## OBJECTIVE
Output the lines of material starting at the line that contains "part5-heading: 五、甲方的责任和义务 (194, 1094, 379, 1115)" and ending at the line that contains "section5-heading-line (194, 714, 657, 740)", reproduced exactly.

## INPUT
** Start **
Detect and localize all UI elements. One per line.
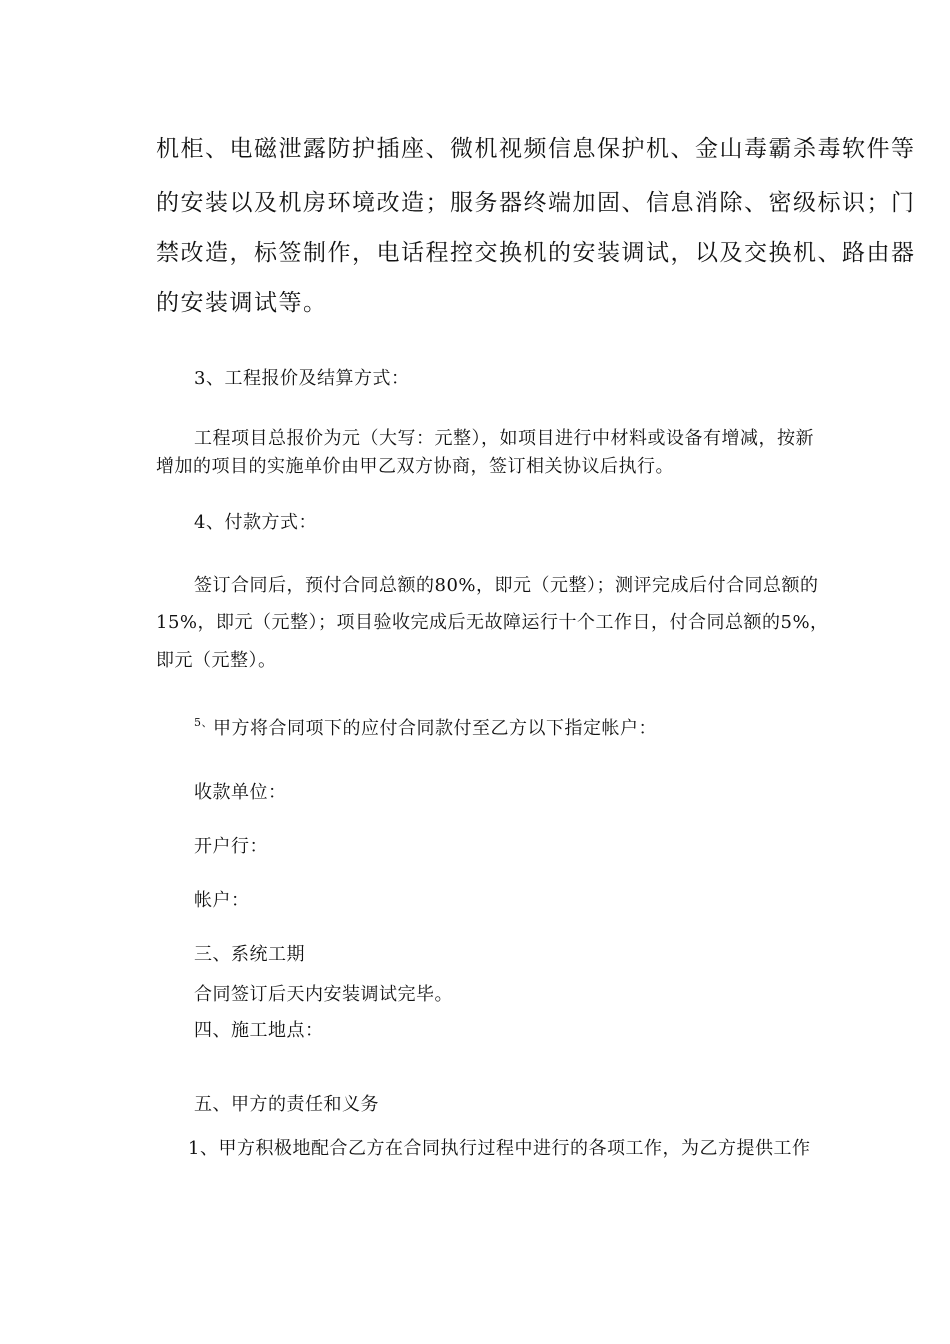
part5-heading: 五、甲方的责任和义务 (194, 1094, 379, 1115)
part3-text: 合同签订后天内安装调试完毕。 (194, 984, 453, 1005)
section4-line-1: 签订合同后，预付合同总额的80%，即元（元整）；测评完成后付合同总额的 (194, 575, 819, 596)
section3-heading: 3、工程报价及结算方式： (194, 368, 410, 389)
account-label: 帐户： (194, 890, 250, 911)
intro-line-4: 的安装调试等。 (156, 290, 328, 316)
section5-number: 5、 (194, 716, 213, 729)
section5-heading: 甲方将合同项下的应付合同款付至乙方以下指定帐户： (213, 718, 657, 739)
part5-item-1: 1、甲方积极地配合乙方在合同执行过程中进行的各项工作，为乙方提供工作 (188, 1138, 811, 1159)
part4-heading: 四、施工地点： (194, 1020, 324, 1041)
intro-line-1: 机柜、电磁泄露防护插座、微机视频信息保护机、金山毒霸杀毒软件等 (156, 136, 916, 162)
part3-heading: 三、系统工期 (194, 944, 305, 965)
section4-line-2: 15%，即元（元整）；项目验收完成后无故障运行十个工作日，付合同总额的5%， (156, 612, 829, 633)
section5-heading-line (194, 714, 657, 740)
section4-line-3: 即元（元整）。 (156, 650, 277, 671)
payee-label: 收款单位： (194, 782, 287, 803)
bank-label: 开户行： (194, 836, 268, 857)
section3-line-1: 工程项目总报价为元（大写：元整），如项目进行中材料或设备有增减，按新 (194, 428, 814, 449)
intro-line-3: 禁改造，标签制作，电话程控交换机的安装调试，以及交换机、路由器 (156, 240, 916, 266)
section3-line-2: 增加的项目的实施单价由甲乙双方协商，签订相关协议后执行。 (156, 456, 674, 477)
section4-heading: 4、付款方式： (194, 512, 317, 533)
intro-line-2: 的安装以及机房环境改造；服务器终端加固、信息消除、密级标识；门 (156, 190, 916, 216)
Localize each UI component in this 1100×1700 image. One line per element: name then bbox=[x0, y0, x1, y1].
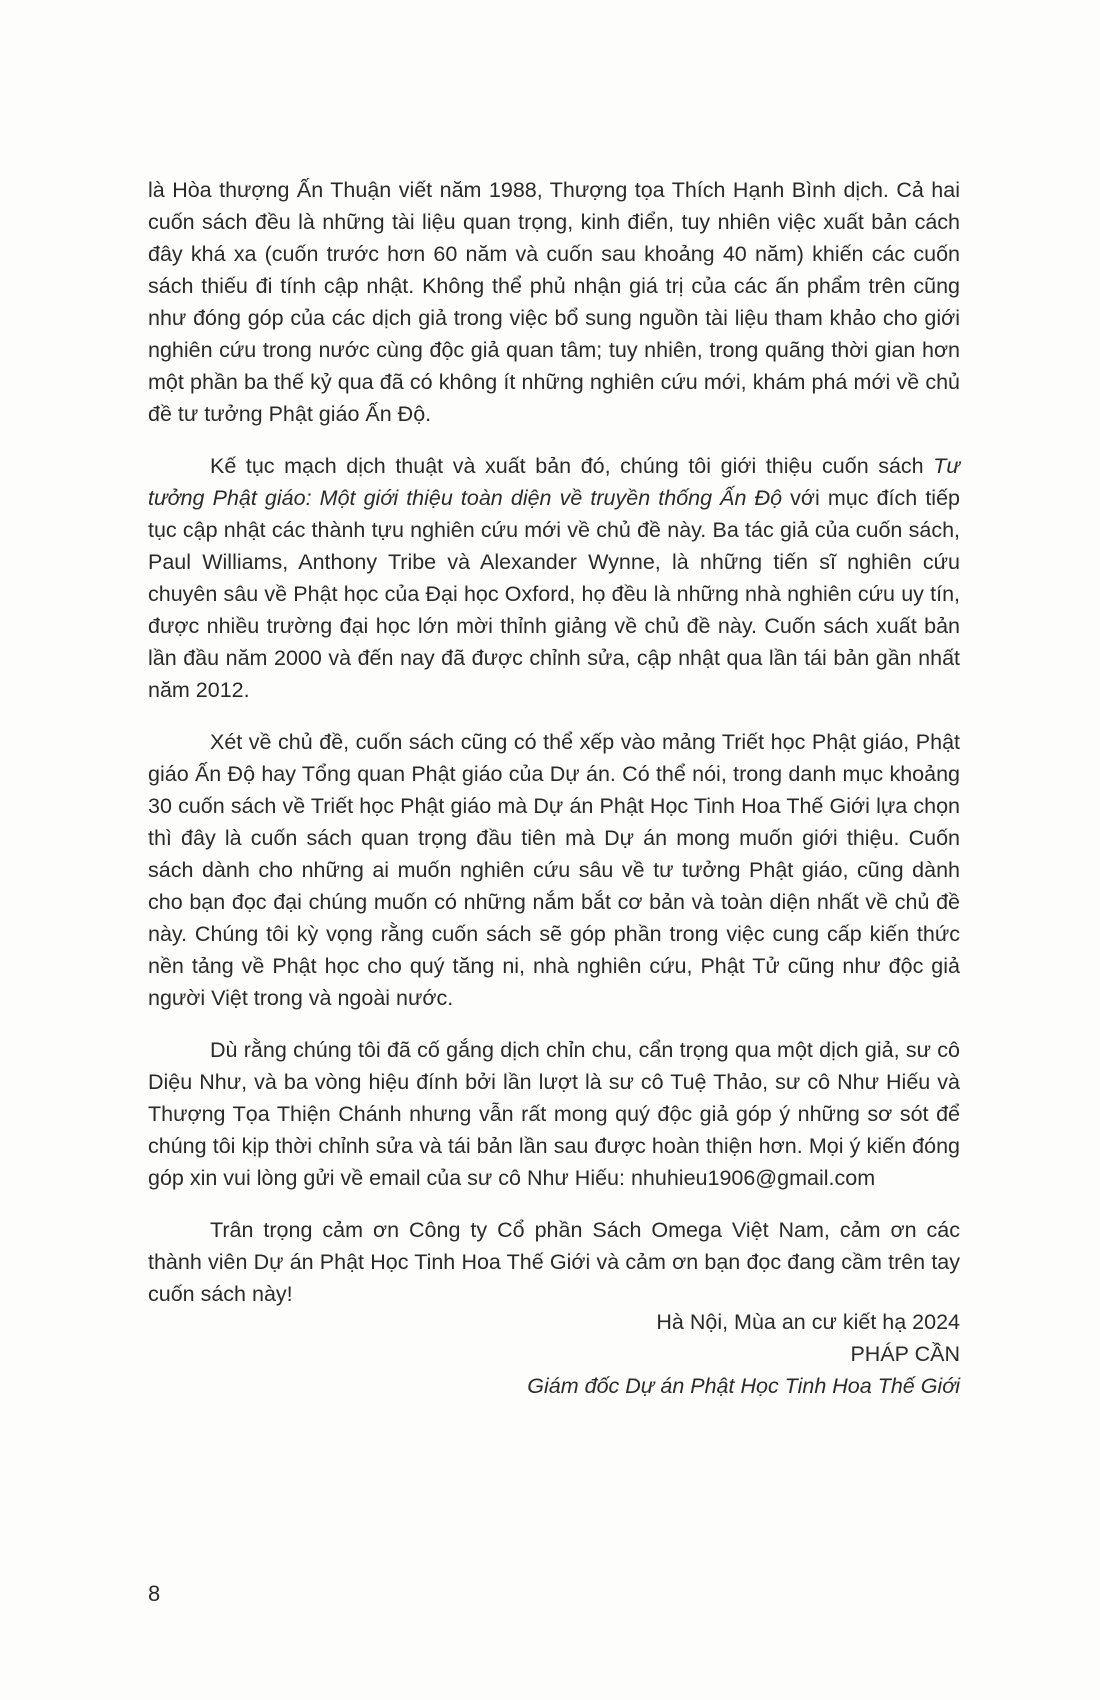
signature-name: PHÁP CẦN bbox=[850, 1342, 960, 1366]
paragraph-2-text-after: với mục đích tiếp tục cập nhật các thành tựu nghiên cứu mới về chủ đề này. Ba tác giả của cuốn sách, Paul Williams, Anthony Tribe và Alexander Wynne, là những tiến sĩ nghiên cứu chuyên sâu về Phật học của Đại học Oxford, họ đều là những nhà nghiên cứu uy tín, được nhiều trường đại học lớn mời thỉnh giảng về chủ đề này. Cuốn sách xuất bản lần đầu năm 2000 và đến nay đã được chỉnh sửa, cập nhật qua lần tái bản gần nhất năm 2012. bbox=[148, 486, 960, 702]
paragraph-5 bbox=[148, 1214, 960, 1310]
signature-block bbox=[527, 1306, 960, 1402]
paragraph-3-text: Xét về chủ đề, cuốn sách cũng có thể xếp vào mảng Triết học Phật giáo, Phật giáo Ấn Độ hay Tổng quan Phật giáo của Dự án. Có thể nói, trong danh mục khoảng 30 cuốn sách về Triết học Phật giáo mà Dự án Phật Học Tinh Hoa Thế Giới lựa chọn thì đây là cuốn sách quan trọng đầu tiên mà Dự án mong muốn giới thiệu. Cuốn sách dành cho những ai muốn nghiên cứu sâu về tư tưởng Phật giáo, cũng dành cho bạn đọc đại chúng muốn có những nắm bắt cơ bản và toàn diện nhất về chủ đề này. Chúng tôi kỳ vọng rằng cuốn sách sẽ góp phần trong việc cung cấp kiến thức nền tảng về Phật học cho quý tăng ni, nhà nghiên cứu, Phật Tử cũng như độc giả người Việt trong và ngoài nước. bbox=[148, 730, 960, 1010]
paragraph-5-text: Trân trọng cảm ơn Công ty Cổ phần Sách Omega Việt Nam, cảm ơn các thành viên Dự án Phật Học Tinh Hoa Thế Giới và cảm ơn bạn đọc đang cầm trên tay cuốn sách này! bbox=[148, 1218, 960, 1306]
paragraph-4 bbox=[148, 1034, 960, 1194]
signature-title: Giám đốc Dự án Phật Học Tinh Hoa Thế Giới bbox=[527, 1374, 960, 1398]
page-number: 8 bbox=[148, 1581, 161, 1606]
paragraph-2 bbox=[148, 450, 960, 706]
paragraph-4-text: Dù rằng chúng tôi đã cố gắng dịch chỉn chu, cẩn trọng qua một dịch giả, sư cô Diệu Như, và ba vòng hiệu đính bởi lần lượt là sư cô Tuệ Thảo, sư cô Như Hiếu và Thượng Tọa Thiện Chánh nhưng vẫn rất mong quý độc giả góp ý những sơ sót để chúng tôi kịp thời chỉnh sửa và tái bản lần sau được hoàn thiện hơn. Mọi ý kiến đóng góp xin vui lòng gửi về email của sư cô Như Hiếu: nhuhieu1906@gmail.com bbox=[148, 1038, 960, 1190]
book-title-italic: Tư tưởng Phật giáo: Một giới thiệu toàn diện về truyền thống Ấn Độ bbox=[148, 454, 960, 510]
body-text bbox=[148, 174, 960, 1330]
paragraph-1-text: là Hòa thượng Ấn Thuận viết năm 1988, Thượng tọa Thích Hạnh Bình dịch. Cả hai cuốn sách đều là những tài liệu quan trọng, kinh điển, tuy nhiên việc xuất bản cách đây khá xa (cuốn trước hơn 60 năm và cuốn sau khoảng 40 năm) khiến các cuốn sách thiếu đi tính cập nhật. Không thể phủ nhận giá trị của các ấn phẩm trên cũng như đóng góp của các dịch giả trong việc bổ sung nguồn tài liệu tham khảo cho giới nghiên cứu trong nước cùng độc giả quan tâm; tuy nhiên, trong quãng thời gian hơn một phần ba thế kỷ qua đã có không ít những nghiên cứu mới, khám phá mới về chủ đề tư tưởng Phật giáo Ấn Độ. bbox=[148, 178, 960, 426]
paragraph-1 bbox=[148, 174, 960, 430]
signature-place-date: Hà Nội, Mùa an cư kiết hạ 2024 bbox=[656, 1310, 960, 1334]
paragraph-2-text-before: Kế tục mạch dịch thuật và xuất bản đó, chúng tôi giới thiệu cuốn sách bbox=[210, 454, 934, 478]
paragraph-3 bbox=[148, 726, 960, 1014]
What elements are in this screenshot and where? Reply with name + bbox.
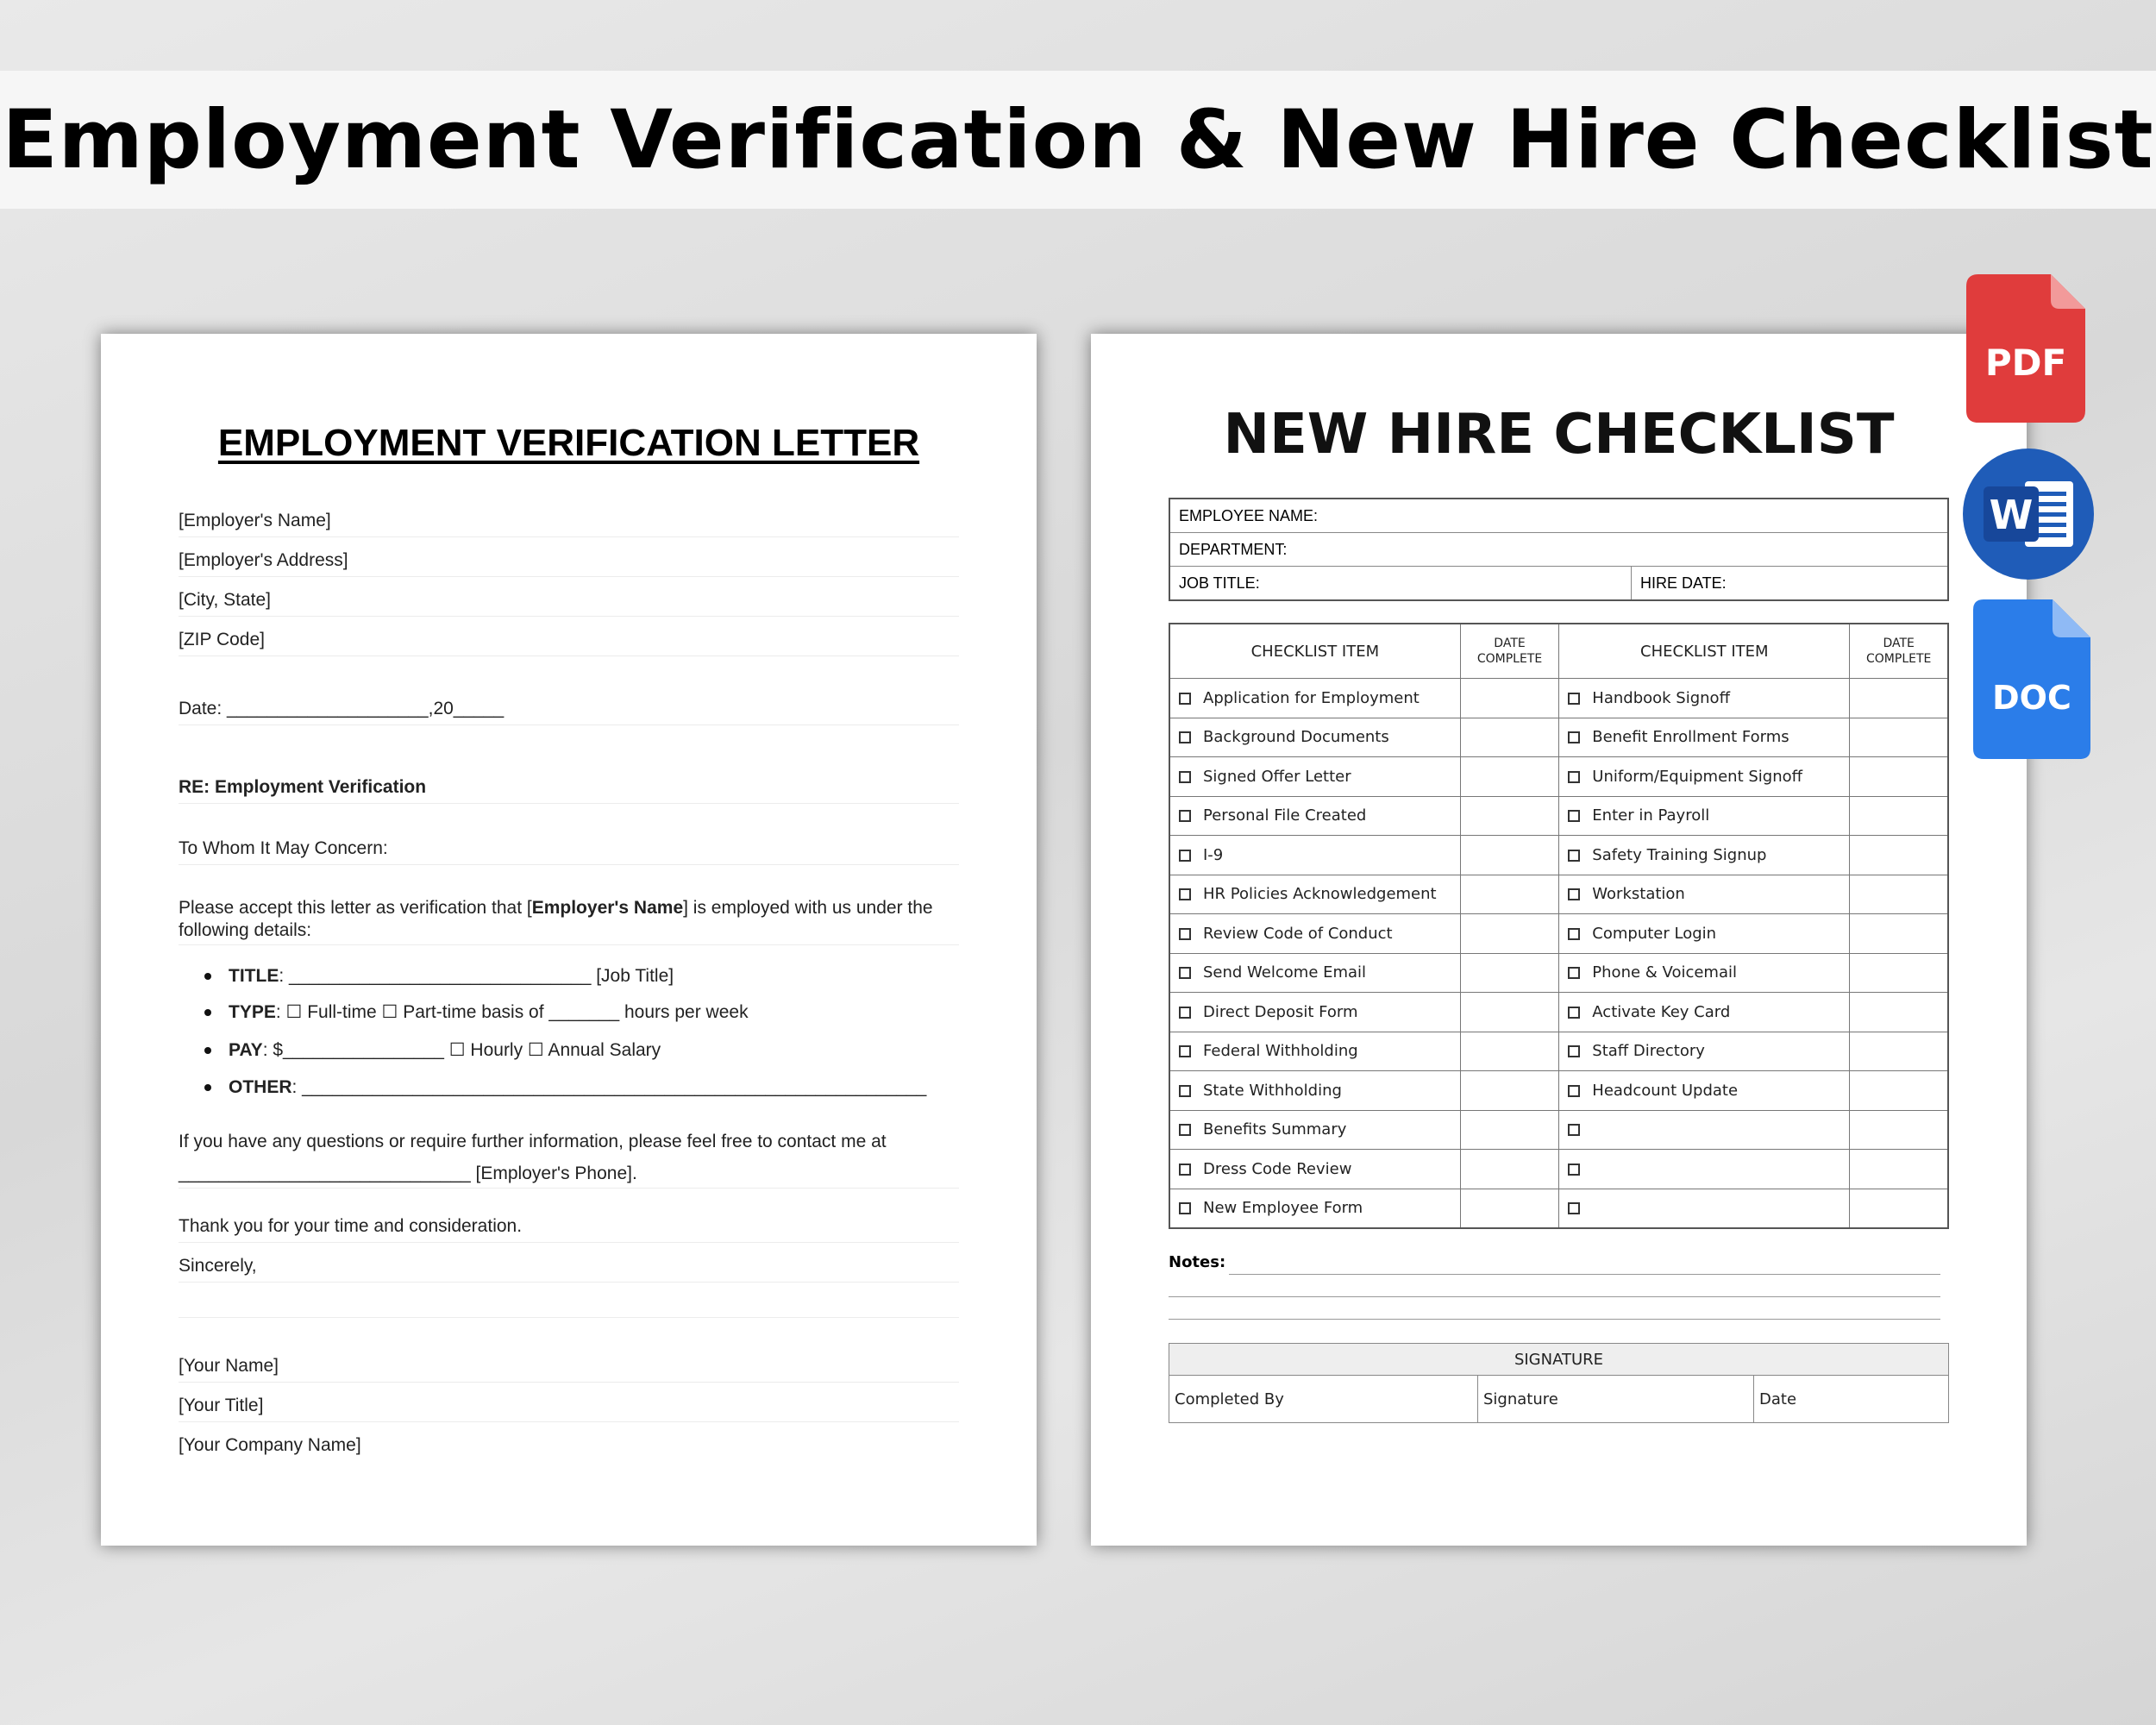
** End **
## THE REPLY
part5-heading: 五、甲方的责任和义务 (194, 1094, 379, 1115)
part3-text: 合同签订后天内安装调试完毕。 (194, 984, 453, 1005)
section4-line-1: 签订合同后，预付合同总额的80%，即元（元整）；测评完成后付合同总额的 (194, 575, 819, 596)
section3-heading: 3、工程报价及结算方式： (194, 368, 410, 389)
account-label: 帐户： (194, 890, 250, 911)
intro-line-4: 的安装调试等。 (156, 290, 328, 316)
section5-number: 5、 (194, 716, 213, 729)
section5-heading: 甲方将合同项下的应付合同款付至乙方以下指定帐户： (213, 718, 657, 739)
part5-item-1: 1、甲方积极地配合乙方在合同执行过程中进行的各项工作，为乙方提供工作 (188, 1138, 811, 1159)
part4-heading: 四、施工地点： (194, 1020, 324, 1041)
intro-line-1: 机柜、电磁泄露防护插座、微机视频信息保护机、金山毒霸杀毒软件等 (156, 136, 916, 162)
part3-heading: 三、系统工期 (194, 944, 305, 965)
section4-line-2: 15%，即元（元整）；项目验收完成后无故障运行十个工作日，付合同总额的5%， (156, 612, 829, 633)
section5-heading-line (194, 714, 657, 740)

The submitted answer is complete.